» **What is expected**
Below are some records; repeat them all exactly, minus the pictures.

- - -

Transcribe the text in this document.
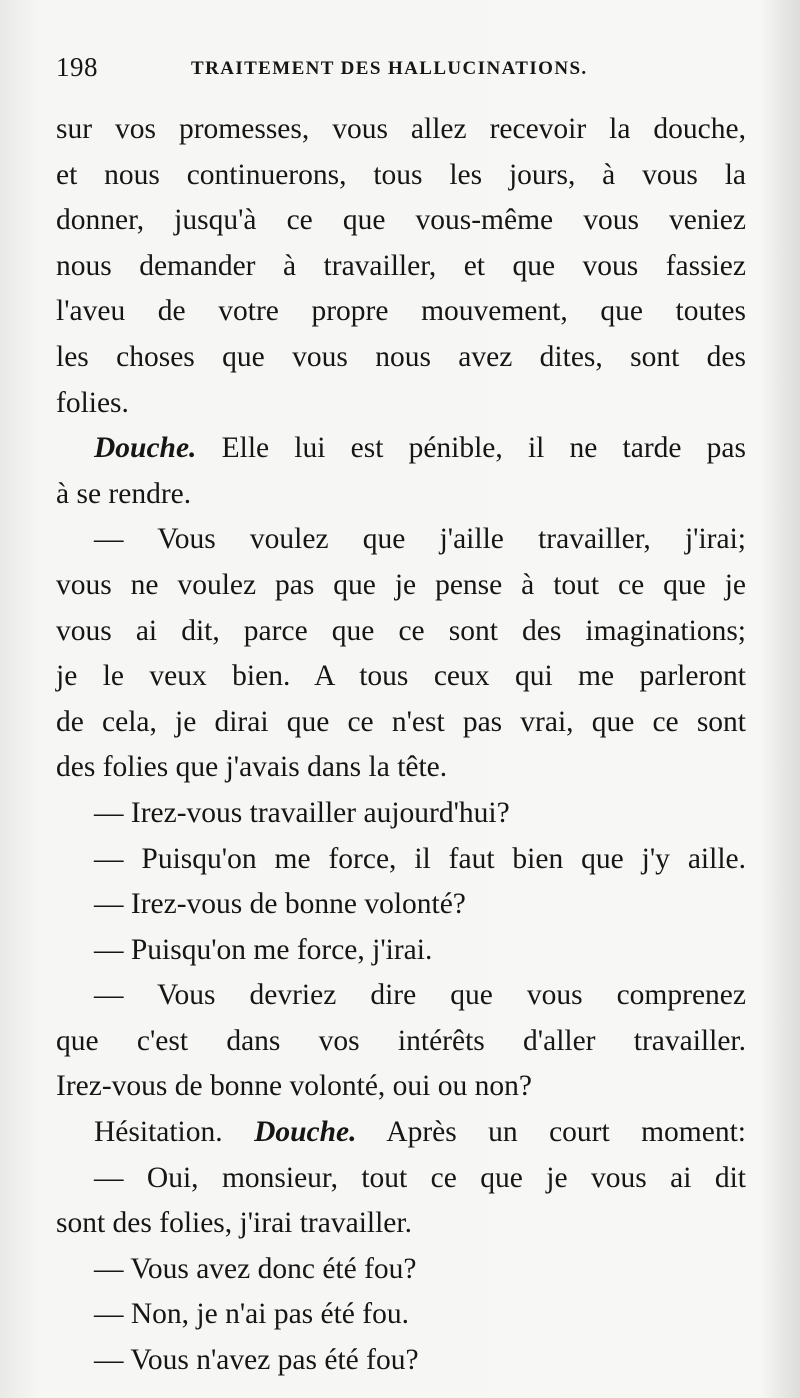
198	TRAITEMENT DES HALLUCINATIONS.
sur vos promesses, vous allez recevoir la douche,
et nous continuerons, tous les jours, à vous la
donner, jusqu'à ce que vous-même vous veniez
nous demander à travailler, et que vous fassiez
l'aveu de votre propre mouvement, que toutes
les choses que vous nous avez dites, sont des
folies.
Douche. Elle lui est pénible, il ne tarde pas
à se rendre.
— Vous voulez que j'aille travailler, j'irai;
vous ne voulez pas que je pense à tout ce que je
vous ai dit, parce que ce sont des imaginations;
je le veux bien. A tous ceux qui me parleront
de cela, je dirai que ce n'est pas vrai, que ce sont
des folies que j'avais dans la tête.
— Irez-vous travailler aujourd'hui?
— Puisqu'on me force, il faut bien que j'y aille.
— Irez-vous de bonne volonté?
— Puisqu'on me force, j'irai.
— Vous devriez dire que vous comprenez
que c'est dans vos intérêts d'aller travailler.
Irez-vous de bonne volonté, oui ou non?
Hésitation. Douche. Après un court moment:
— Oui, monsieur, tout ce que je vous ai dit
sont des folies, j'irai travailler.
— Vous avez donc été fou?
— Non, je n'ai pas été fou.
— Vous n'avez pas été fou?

- - -

» **Result of this exercise**
Transcribe the text in this document.
198	TRAITEMENT DES HALLUCINATIONS.
sur vos promesses, vous allez recevoir la douche,
et nous continuerons, tous les jours, à vous la
donner, jusqu'à ce que vous-même vous veniez
nous demander à travailler, et que vous fassiez
l'aveu de votre propre mouvement, que toutes
les choses que vous nous avez dites, sont des
folies.
Douche. Elle lui est pénible, il ne tarde pas
à se rendre.
— Vous voulez que j'aille travailler, j'irai;
vous ne voulez pas que je pense à tout ce que je
vous ai dit, parce que ce sont des imaginations;
je le veux bien. A tous ceux qui me parleront
de cela, je dirai que ce n'est pas vrai, que ce sont
des folies que j'avais dans la tête.
— Irez-vous travailler aujourd'hui?
— Puisqu'on me force, il faut bien que j'y aille.
— Irez-vous de bonne volonté?
— Puisqu'on me force, j'irai.
— Vous devriez dire que vous comprenez
que c'est dans vos intérêts d'aller travailler.
Irez-vous de bonne volonté, oui ou non?
Hésitation. Douche. Après un court moment:
— Oui, monsieur, tout ce que je vous ai dit
sont des folies, j'irai travailler.
— Vous avez donc été fou?
— Non, je n'ai pas été fou.
— Vous n'avez pas été fou?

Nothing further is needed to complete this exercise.